(Task goal): In the material below, list every line carrying the string "parenting".

[Data excerpts]
- - -

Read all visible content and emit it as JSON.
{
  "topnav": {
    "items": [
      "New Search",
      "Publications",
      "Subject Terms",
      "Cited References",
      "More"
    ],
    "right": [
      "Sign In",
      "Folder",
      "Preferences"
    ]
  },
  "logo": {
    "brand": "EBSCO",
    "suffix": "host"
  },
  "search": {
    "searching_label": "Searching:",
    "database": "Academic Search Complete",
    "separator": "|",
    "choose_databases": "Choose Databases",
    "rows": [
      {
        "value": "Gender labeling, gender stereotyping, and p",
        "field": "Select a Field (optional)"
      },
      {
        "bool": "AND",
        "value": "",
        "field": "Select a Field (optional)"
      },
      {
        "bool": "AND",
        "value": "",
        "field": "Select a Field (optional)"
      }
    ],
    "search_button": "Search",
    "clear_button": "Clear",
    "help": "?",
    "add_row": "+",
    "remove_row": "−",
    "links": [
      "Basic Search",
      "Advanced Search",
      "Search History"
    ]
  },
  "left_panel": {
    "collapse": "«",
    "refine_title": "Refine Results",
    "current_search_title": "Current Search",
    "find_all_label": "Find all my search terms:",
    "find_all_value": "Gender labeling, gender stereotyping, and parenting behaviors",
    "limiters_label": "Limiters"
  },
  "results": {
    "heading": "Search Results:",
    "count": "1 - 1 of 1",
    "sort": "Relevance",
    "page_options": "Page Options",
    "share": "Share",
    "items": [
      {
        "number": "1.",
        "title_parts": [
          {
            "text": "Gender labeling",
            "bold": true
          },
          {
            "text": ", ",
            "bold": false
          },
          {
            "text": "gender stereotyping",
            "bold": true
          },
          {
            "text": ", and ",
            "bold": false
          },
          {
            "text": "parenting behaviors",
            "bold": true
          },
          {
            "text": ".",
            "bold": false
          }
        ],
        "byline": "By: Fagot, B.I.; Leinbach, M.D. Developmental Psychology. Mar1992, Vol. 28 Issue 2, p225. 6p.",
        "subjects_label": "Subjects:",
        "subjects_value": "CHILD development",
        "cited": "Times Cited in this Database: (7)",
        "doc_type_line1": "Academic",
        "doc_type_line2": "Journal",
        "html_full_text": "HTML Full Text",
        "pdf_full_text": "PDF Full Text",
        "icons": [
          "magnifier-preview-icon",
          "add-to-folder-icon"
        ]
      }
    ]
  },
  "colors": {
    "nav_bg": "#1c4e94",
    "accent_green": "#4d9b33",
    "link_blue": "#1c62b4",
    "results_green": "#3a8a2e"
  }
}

- - -

(Solution):
    "find_all_value": "Gender labeling, gender stereotyping, and parenting behaviors",
            "text": "parenting behaviors",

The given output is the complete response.